:: Documento ::
********
En los años 70 el futurólogo más celebrado en el mundo occidental era Herman Khan, un americano de origen judío que alcanzó su cenit como gurú por la publicación de un libro sobre la guerra atómica. Khan tenía por entonces 38 años y se le reconocía un coeficiente intelectual de 200. Un año después de ese trabajo fundó con un grupo de científicos una fábrica de pensar, bajo el nombre de Hudson Institut, y muy pronto los encargos que le hizo el Gobierno Americano le proporcionaron ingresos de cinco millones de dólares, algo más de 60 millones de ahora si consideramos el valor constante de dicha cifra. El primer trabajo importante que editó el Instituto describía las tendencias que señalaban el escenario mundial al llegar al año 2000.
********
:: Datos mostrados ::
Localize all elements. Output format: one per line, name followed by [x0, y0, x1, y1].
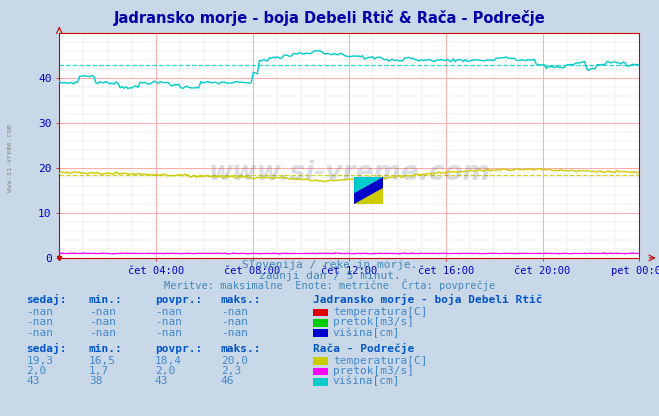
Text: -nan: -nan — [89, 307, 116, 317]
Text: Rača - Podrečje: Rača - Podrečje — [313, 342, 415, 354]
Text: 2,3: 2,3 — [221, 366, 241, 376]
Text: -nan: -nan — [155, 307, 182, 317]
Text: Jadransko morje - boja Debeli Rtič: Jadransko morje - boja Debeli Rtič — [313, 294, 542, 305]
Text: min.:: min.: — [89, 344, 123, 354]
Text: 46: 46 — [221, 376, 234, 386]
Text: -nan: -nan — [26, 307, 53, 317]
Text: -nan: -nan — [155, 317, 182, 327]
Text: Jadransko morje - boja Debeli Rtič & Rača - Podrečje: Jadransko morje - boja Debeli Rtič & Rač… — [113, 10, 546, 26]
Text: Slovenija / reke in morje.: Slovenija / reke in morje. — [242, 260, 417, 270]
Text: -nan: -nan — [26, 328, 53, 338]
Text: -nan: -nan — [89, 317, 116, 327]
Text: temperatura[C]: temperatura[C] — [333, 356, 427, 366]
Text: pretok[m3/s]: pretok[m3/s] — [333, 366, 414, 376]
Text: -nan: -nan — [221, 317, 248, 327]
Text: www.si-vreme.com: www.si-vreme.com — [208, 160, 490, 186]
Bar — [354, 177, 383, 204]
Text: 19,3: 19,3 — [26, 356, 53, 366]
Text: 1,7: 1,7 — [89, 366, 109, 376]
Text: maks.:: maks.: — [221, 295, 261, 305]
Text: 20,0: 20,0 — [221, 356, 248, 366]
Text: sedaj:: sedaj: — [26, 294, 67, 305]
Text: www.si-vreme.com: www.si-vreme.com — [7, 124, 13, 192]
Text: 43: 43 — [26, 376, 40, 386]
Text: maks.:: maks.: — [221, 344, 261, 354]
Text: povpr.:: povpr.: — [155, 295, 202, 305]
Text: -nan: -nan — [221, 328, 248, 338]
Text: sedaj:: sedaj: — [26, 342, 67, 354]
Text: min.:: min.: — [89, 295, 123, 305]
Text: 2,0: 2,0 — [155, 366, 175, 376]
Text: 43: 43 — [155, 376, 168, 386]
Polygon shape — [354, 177, 383, 193]
Text: -nan: -nan — [89, 328, 116, 338]
Text: 38: 38 — [89, 376, 102, 386]
Text: višina[cm]: višina[cm] — [333, 327, 400, 338]
Text: Meritve: maksimalne  Enote: metrične  Črta: povprečje: Meritve: maksimalne Enote: metrične Črta… — [164, 279, 495, 291]
Text: -nan: -nan — [221, 307, 248, 317]
Text: -nan: -nan — [26, 317, 53, 327]
Text: -nan: -nan — [155, 328, 182, 338]
Text: temperatura[C]: temperatura[C] — [333, 307, 427, 317]
Text: 16,5: 16,5 — [89, 356, 116, 366]
Text: 18,4: 18,4 — [155, 356, 182, 366]
Text: povpr.:: povpr.: — [155, 344, 202, 354]
Text: pretok[m3/s]: pretok[m3/s] — [333, 317, 414, 327]
Text: zadnji dan / 5 minut.: zadnji dan / 5 minut. — [258, 271, 401, 281]
Polygon shape — [354, 188, 383, 204]
Text: 2,0: 2,0 — [26, 366, 47, 376]
Text: višina[cm]: višina[cm] — [333, 376, 400, 386]
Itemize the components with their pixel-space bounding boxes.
********
:: Instrucciones ::
a – Transcriba íntegramente y sin cambio alguno el texto sobre Herman Khan.
b – Reproduzca sin alteraciones todas las filas, desde la que contiene "Text: -nan: -nan — [89, 307, 116, 317]" hasta la que contiene "Text: -nan: -nan — [89, 317, 116, 327]", ambas incluidas.
El texto sobre Herman Khan y las filas proceden de fuentes distintas.

:: Soluciones ordenadas ::
a –
En los años 70 el futurólogo más celebrado en el mundo occidental era Herman Khan, un americano de origen judío que alcanzó su cenit como gurú por la publicación de un libro sobre la guerra atómica. Khan tenía por entonces 38 años y se le reconocía un coeficiente intelectual de 200. Un año después de ese trabajo fundó con un grupo de científicos una fábrica de pensar, bajo el nombre de Hudson Institut, y muy pronto los encargos que le hizo el Gobierno Americano le proporcionaron ingresos de cinco millones de dólares, algo más de 60 millones de ahora si consideramos el valor constante de dicha cifra. El primer trabajo importante que editó el Instituto describía las tendencias que señalaban el escenario mundial al llegar al año 2000.

b –
Text: -nan: -nan — [89, 307, 116, 317]
Text: Rača - Podrečje: Rača - Podrečje — [313, 342, 415, 354]
Text: 2,3: 2,3 — [221, 366, 241, 376]
Text: -nan: -nan — [155, 307, 182, 317]
Text: Jadransko morje - boja Debeli Rtič: Jadransko morje - boja Debeli Rtič — [313, 294, 542, 305]
Text: min.:: min.: — [89, 344, 123, 354]
Text: 46: 46 — [221, 376, 234, 386]
Text: -nan: -nan — [26, 307, 53, 317]
Text: -nan: -nan — [155, 317, 182, 327]
Text: Jadransko morje - boja Debeli Rtič & Rača - Podrečje: Jadransko morje - boja Debeli Rtič & Rač… — [113, 10, 546, 26]
Text: Slovenija / reke in morje.: Slovenija / reke in morje. — [242, 260, 417, 270]
Text: -nan: -nan — [26, 328, 53, 338]
Text: -nan: -nan — [89, 317, 116, 327]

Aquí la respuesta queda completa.